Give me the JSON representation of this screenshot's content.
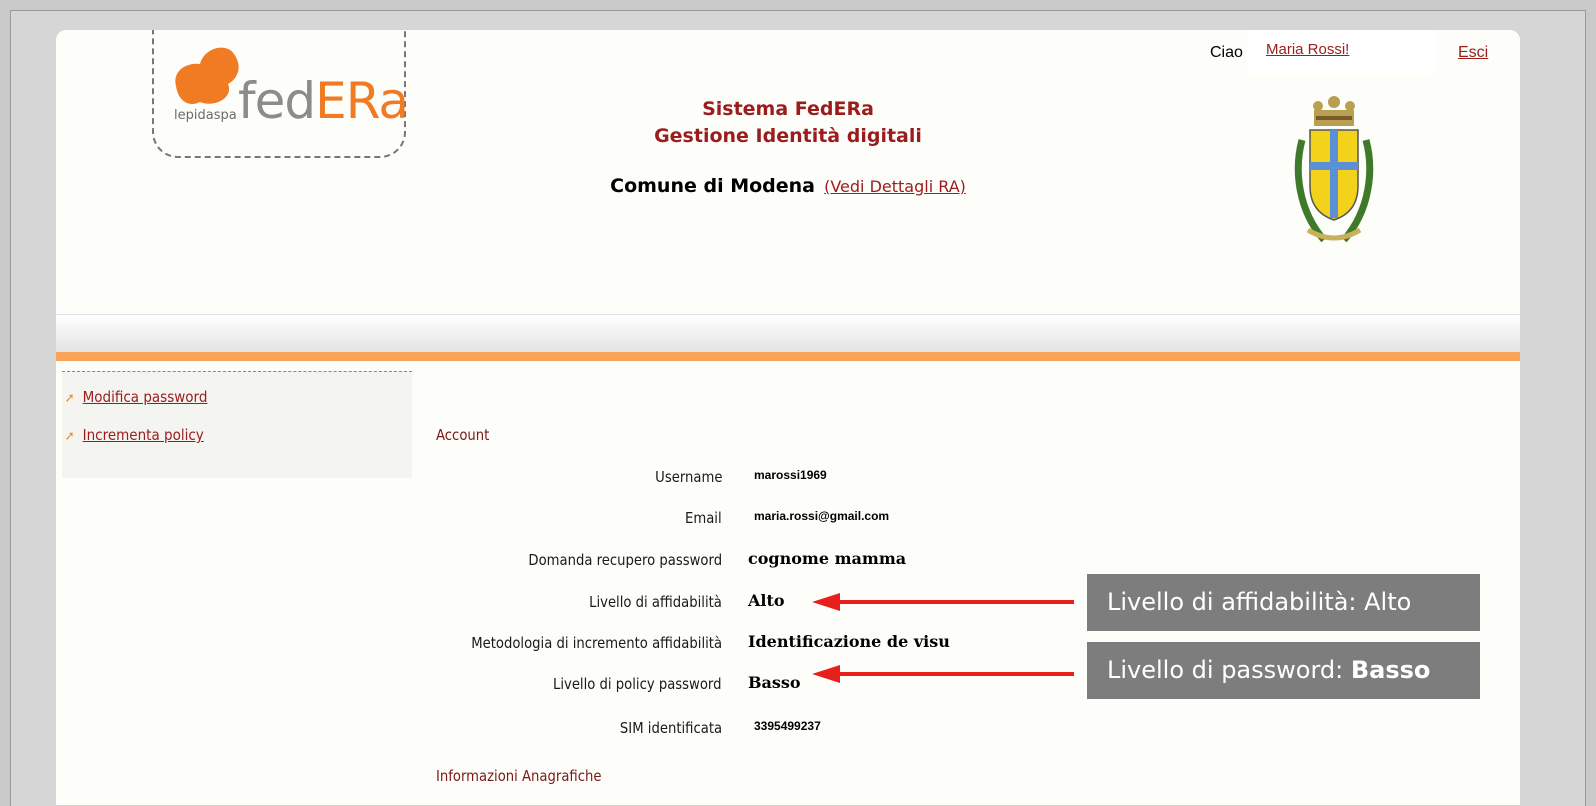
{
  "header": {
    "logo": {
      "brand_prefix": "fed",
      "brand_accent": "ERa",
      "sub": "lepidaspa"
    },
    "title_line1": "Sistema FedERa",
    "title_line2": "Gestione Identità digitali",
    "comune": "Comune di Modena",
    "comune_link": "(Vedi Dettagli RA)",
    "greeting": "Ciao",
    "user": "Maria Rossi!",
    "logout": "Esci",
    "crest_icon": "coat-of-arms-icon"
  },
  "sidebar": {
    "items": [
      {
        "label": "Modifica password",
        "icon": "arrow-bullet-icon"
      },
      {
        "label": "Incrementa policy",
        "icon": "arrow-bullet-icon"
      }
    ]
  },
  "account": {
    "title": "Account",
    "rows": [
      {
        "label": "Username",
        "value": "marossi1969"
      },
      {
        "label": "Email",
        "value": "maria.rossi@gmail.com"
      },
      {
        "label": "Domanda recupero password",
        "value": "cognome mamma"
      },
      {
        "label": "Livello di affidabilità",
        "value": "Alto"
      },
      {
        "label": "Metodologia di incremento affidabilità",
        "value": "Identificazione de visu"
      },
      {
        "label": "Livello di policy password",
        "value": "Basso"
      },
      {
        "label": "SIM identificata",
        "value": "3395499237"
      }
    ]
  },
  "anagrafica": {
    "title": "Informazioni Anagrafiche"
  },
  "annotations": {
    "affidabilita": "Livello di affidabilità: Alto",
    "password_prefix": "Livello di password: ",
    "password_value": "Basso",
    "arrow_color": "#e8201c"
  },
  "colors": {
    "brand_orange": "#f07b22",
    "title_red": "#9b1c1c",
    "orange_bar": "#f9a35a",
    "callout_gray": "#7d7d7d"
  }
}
---
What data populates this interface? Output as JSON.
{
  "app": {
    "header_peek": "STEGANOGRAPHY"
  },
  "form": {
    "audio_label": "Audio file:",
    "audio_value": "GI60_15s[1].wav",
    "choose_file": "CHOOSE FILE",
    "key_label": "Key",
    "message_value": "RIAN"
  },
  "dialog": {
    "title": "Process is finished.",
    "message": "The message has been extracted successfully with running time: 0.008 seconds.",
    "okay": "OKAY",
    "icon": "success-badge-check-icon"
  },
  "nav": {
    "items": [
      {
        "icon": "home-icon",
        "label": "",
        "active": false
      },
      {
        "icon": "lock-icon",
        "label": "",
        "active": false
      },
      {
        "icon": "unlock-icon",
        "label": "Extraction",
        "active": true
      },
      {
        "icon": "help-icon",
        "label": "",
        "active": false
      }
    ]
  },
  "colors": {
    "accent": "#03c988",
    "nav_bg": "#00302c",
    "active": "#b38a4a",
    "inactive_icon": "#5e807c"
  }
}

:: Exercise ::
Copy out each line in the listing that has the word "Livello".

:: Exercise output ::
        "label": "Livello di affidabilità",
        "label": "Livello di policy password",
    "affidabilita": "Livello di affidabilità: Alto",
    "password_prefix": "Livello di password: ",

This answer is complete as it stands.